→ **EXERCISE PROMPT**
Among the lines of these entries, how many hold the word "JSON"? State only the number.

Dataset rows about figures
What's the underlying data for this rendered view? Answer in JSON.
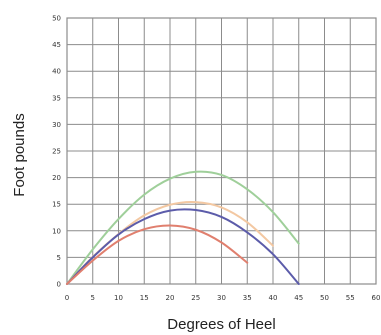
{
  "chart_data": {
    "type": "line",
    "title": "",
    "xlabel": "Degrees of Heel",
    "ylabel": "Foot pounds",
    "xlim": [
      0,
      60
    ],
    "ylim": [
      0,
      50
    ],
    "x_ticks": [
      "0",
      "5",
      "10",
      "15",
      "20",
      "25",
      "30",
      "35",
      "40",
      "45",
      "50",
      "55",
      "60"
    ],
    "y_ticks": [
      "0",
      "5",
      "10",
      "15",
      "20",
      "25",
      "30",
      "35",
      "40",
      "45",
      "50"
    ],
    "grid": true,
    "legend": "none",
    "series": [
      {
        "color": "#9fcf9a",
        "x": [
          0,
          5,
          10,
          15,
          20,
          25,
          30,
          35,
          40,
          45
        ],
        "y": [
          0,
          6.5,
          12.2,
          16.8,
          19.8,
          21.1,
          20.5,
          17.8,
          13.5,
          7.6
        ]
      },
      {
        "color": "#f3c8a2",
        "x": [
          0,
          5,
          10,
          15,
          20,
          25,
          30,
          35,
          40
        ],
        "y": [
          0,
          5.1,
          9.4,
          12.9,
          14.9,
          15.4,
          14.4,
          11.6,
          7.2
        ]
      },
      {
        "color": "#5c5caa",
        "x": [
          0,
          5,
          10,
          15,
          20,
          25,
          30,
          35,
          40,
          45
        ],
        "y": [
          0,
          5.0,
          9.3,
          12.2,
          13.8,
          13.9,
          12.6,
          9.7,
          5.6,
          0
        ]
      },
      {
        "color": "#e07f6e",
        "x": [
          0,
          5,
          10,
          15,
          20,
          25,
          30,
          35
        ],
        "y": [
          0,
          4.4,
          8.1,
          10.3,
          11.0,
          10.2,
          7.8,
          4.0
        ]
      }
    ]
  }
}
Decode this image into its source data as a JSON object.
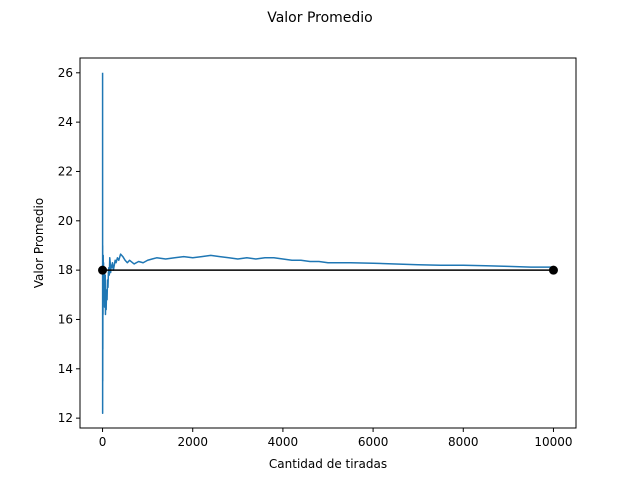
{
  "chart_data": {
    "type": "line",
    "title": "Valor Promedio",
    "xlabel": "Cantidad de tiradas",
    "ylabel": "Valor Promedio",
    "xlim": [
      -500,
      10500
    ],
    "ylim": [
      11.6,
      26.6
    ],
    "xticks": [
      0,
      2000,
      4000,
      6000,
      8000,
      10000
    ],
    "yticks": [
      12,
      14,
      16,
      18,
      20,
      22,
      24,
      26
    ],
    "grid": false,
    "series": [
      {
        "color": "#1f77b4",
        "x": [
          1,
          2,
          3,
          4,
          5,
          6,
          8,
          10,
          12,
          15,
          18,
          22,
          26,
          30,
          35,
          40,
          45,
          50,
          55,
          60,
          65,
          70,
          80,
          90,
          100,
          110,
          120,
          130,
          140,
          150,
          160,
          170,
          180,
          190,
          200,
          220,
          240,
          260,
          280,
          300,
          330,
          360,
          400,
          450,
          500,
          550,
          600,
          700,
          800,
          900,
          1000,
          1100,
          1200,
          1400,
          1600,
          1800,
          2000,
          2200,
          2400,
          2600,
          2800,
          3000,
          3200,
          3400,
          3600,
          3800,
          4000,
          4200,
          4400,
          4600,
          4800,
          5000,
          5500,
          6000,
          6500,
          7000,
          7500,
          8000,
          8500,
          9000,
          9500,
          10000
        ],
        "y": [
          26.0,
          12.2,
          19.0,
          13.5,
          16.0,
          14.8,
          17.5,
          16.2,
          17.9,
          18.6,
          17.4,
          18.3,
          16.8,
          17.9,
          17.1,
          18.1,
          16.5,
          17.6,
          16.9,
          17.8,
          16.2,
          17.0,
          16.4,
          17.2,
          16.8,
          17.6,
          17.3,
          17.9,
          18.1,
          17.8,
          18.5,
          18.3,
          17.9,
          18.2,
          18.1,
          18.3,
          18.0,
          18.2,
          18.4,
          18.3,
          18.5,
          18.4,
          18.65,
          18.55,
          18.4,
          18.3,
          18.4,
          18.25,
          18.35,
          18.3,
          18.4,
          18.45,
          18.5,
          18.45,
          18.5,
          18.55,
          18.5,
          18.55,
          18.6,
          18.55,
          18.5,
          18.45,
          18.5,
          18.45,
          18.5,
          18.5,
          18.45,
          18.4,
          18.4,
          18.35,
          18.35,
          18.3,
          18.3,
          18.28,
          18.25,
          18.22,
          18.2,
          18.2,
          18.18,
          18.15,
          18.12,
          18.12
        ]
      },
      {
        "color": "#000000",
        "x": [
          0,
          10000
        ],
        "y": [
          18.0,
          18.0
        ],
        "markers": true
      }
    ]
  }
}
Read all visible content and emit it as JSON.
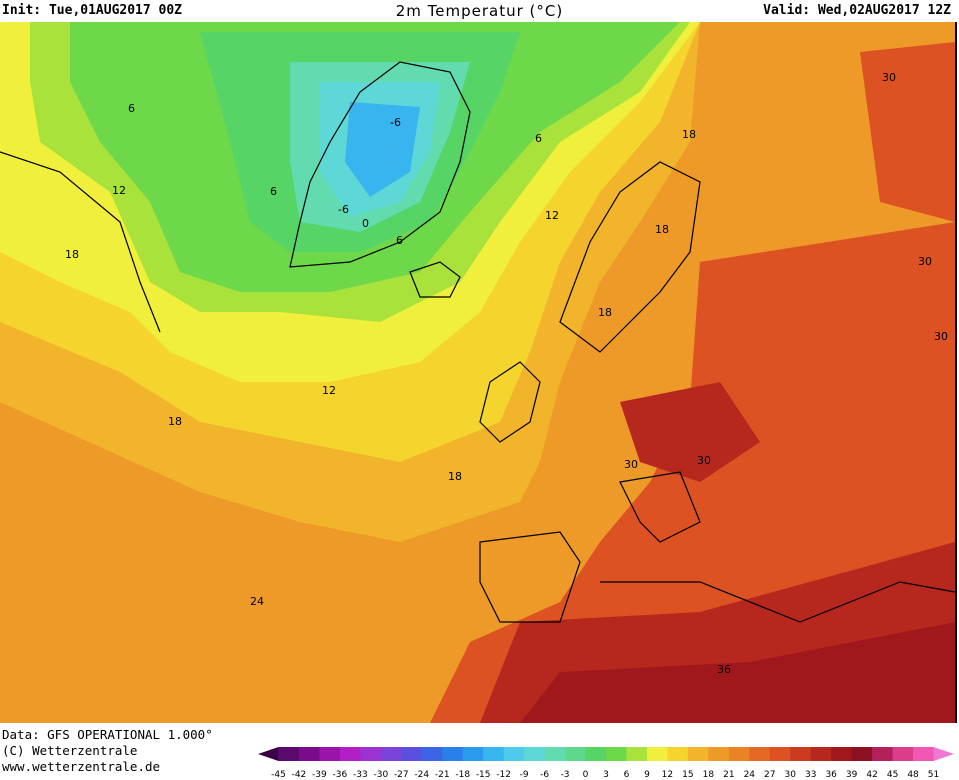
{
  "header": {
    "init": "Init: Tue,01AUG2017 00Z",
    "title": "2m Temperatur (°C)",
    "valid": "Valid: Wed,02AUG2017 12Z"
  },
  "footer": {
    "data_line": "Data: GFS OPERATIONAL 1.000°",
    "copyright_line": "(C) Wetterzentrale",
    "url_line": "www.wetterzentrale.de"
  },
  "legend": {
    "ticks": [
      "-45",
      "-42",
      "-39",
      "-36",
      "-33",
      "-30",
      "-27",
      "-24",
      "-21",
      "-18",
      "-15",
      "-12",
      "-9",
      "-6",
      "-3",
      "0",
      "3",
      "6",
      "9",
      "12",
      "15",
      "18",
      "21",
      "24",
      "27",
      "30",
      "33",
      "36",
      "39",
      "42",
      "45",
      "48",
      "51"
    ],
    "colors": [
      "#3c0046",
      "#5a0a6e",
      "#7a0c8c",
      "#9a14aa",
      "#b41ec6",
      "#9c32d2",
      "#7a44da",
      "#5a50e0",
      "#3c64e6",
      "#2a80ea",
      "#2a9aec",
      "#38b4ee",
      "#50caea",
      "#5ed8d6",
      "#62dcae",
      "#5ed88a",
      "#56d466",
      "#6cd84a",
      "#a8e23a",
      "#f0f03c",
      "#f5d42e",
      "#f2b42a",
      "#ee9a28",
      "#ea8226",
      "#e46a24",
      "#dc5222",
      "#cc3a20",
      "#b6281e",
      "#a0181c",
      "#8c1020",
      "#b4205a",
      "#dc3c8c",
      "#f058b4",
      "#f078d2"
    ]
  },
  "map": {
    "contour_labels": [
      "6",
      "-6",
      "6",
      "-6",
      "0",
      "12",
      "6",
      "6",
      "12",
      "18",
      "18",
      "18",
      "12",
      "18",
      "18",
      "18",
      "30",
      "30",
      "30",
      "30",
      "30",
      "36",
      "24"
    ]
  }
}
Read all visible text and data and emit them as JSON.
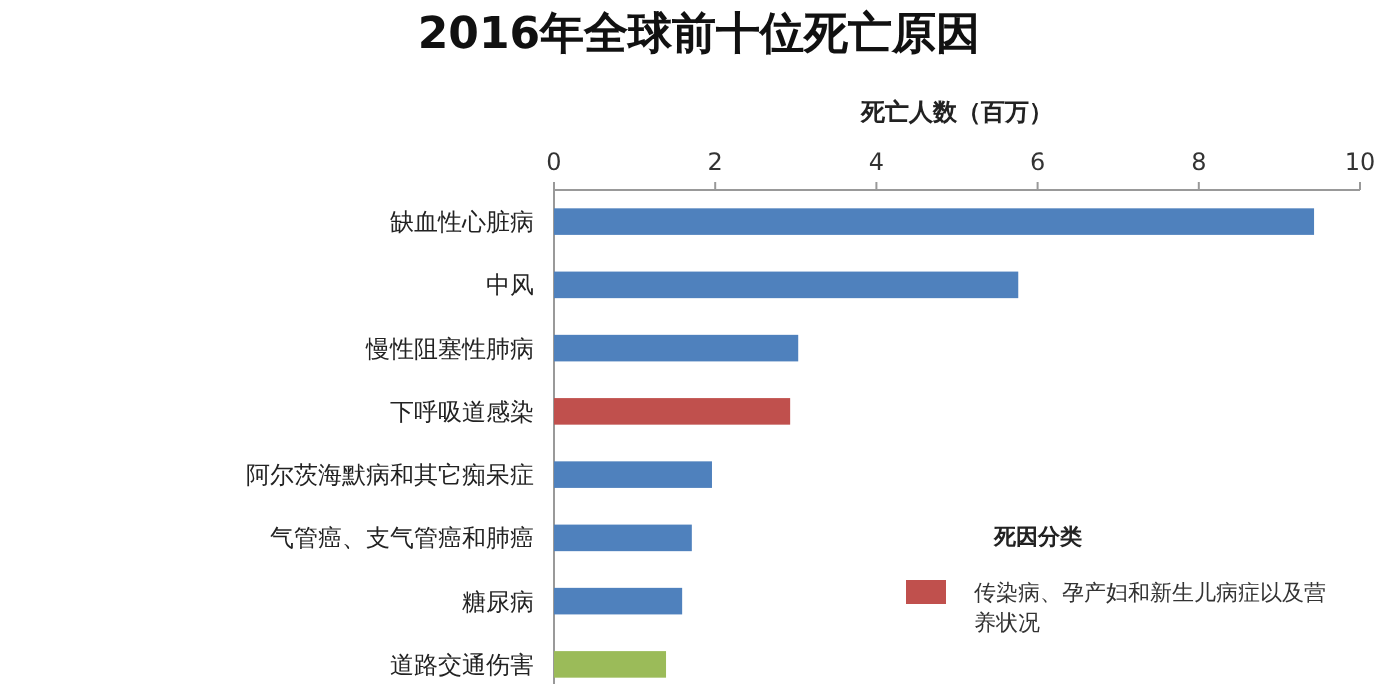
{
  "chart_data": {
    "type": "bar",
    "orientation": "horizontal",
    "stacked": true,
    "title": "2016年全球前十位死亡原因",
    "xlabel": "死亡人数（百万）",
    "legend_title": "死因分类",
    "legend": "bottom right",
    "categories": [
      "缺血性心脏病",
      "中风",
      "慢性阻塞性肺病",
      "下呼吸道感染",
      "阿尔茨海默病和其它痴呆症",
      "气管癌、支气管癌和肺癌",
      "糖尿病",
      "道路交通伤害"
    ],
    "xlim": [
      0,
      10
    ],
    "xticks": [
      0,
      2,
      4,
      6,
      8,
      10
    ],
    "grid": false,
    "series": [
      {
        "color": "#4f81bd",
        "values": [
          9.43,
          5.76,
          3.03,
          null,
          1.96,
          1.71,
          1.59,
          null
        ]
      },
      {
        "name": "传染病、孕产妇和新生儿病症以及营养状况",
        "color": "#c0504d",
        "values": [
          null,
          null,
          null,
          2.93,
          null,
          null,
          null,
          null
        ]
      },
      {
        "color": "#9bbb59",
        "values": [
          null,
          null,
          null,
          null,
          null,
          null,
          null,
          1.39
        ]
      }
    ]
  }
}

→ **RESULT OF THIS EXERCISE**
4